2020年07月04日 20:38 公開

記録的な豪雨により土砂崩れや河川の氾濫が相次いでいる熊本県で、7日夕までに確認された死者は50人を超えた。複数の報道機関が伝えた。

NHKは熊本県内の死者が51人、行方不明者は11人となっていると伝えた。

また、福岡県大牟田市でも大雨の影響で1人の死亡が確認されたと、複数の報道機関が報じている。

熊本県を襲った豪雨による土砂崩れや河川の氾濫は4日に発生。九州地方は7日も大雨に見舞われた。


今回の豪雨では、熊本県と鹿児島県が最も甚大な被害を受けている。避難指示は計20万人以上に出された。

ただ、避難所は新型コロナウイルスの感染リスク対策として、定員を少なくしている。共同通信は熊本県水俣市の中村俊彦危機管理防災課長の話として、避難所では社会的距離を確保するため、ほかの避難所へ移動を促したケースもあったと伝えた。

### 表示データ
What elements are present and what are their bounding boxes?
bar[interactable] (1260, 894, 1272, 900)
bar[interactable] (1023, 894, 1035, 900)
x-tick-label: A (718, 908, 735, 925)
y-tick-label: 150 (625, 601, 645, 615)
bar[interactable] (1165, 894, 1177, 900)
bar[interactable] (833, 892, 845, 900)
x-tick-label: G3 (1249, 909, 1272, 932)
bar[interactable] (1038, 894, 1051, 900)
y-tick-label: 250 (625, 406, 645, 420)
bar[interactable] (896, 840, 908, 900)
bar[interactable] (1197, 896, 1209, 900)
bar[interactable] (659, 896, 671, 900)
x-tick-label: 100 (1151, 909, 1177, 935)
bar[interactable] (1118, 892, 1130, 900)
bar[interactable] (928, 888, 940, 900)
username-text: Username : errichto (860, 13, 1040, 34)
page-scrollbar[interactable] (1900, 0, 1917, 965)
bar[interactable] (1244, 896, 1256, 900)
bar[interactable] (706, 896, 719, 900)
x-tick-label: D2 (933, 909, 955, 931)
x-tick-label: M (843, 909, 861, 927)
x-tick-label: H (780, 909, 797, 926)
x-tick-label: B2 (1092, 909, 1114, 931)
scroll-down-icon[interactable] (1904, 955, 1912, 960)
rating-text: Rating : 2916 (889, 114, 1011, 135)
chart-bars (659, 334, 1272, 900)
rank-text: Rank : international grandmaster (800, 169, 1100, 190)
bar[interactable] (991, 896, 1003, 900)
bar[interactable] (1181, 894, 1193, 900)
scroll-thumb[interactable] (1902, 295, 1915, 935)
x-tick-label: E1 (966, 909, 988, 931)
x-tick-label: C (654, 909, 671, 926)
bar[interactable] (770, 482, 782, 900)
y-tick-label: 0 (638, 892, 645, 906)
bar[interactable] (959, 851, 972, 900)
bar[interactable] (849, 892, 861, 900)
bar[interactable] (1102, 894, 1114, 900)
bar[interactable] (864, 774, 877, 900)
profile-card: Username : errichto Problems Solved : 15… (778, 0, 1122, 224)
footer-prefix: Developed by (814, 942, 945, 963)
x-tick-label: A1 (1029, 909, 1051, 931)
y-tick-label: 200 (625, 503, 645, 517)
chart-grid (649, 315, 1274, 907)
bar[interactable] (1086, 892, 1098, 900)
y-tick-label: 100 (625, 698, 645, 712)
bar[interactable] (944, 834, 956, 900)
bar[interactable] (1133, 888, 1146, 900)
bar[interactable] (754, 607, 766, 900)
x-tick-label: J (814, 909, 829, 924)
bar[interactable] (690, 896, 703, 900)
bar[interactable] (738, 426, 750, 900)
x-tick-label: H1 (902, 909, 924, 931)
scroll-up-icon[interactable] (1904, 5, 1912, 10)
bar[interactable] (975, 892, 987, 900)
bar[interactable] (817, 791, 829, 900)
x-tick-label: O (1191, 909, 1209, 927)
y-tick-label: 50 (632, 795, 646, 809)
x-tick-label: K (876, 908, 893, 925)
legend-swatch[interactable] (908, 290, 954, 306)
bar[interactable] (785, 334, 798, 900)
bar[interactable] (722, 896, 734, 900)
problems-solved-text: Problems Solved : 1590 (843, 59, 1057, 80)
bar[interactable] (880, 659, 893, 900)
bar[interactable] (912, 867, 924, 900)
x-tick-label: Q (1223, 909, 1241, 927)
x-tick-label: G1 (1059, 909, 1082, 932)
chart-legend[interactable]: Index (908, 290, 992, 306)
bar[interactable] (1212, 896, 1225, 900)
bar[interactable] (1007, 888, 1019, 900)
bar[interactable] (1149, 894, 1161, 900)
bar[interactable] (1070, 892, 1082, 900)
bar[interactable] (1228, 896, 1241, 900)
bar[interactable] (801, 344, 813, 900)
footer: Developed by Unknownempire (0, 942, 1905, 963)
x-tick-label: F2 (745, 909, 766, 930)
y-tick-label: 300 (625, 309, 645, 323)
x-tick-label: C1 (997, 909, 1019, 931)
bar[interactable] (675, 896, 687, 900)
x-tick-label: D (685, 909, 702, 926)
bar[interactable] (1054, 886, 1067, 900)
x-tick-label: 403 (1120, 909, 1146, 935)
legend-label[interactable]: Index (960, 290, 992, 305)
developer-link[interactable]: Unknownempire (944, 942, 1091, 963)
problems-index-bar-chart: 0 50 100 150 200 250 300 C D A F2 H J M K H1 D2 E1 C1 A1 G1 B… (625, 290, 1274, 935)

### 課題
熊本県の豪雨被害を伝える記事を、最後の文に続けて書き進めること。

### 課題の解答
避難所での感染を恐れ、車内に避難している住民もいる。共同通信によると、そうした人たちには、同じ姿勢を保つことで深部静脈血栓症(エコノミー症候群)にならないよう呼びかけるチラシが配られている。


気象庁は、九州地方では経験したことのないような大雨となっているとした。

老人ホームで14人死亡

熊本県では4日夜、球磨川の堤防が決壊。氾濫も多くの場所で発生した。

同県球磨村の老人ホーム「千寿園」には川からの水が1階に流れ込み、14人が亡くなった。そのほかの入居者50人が救助された。

今回の豪雨被害は、昨年10月に死者90人以上を出した台風19号(ハギビス)以降で最悪の、日本における災害となっている。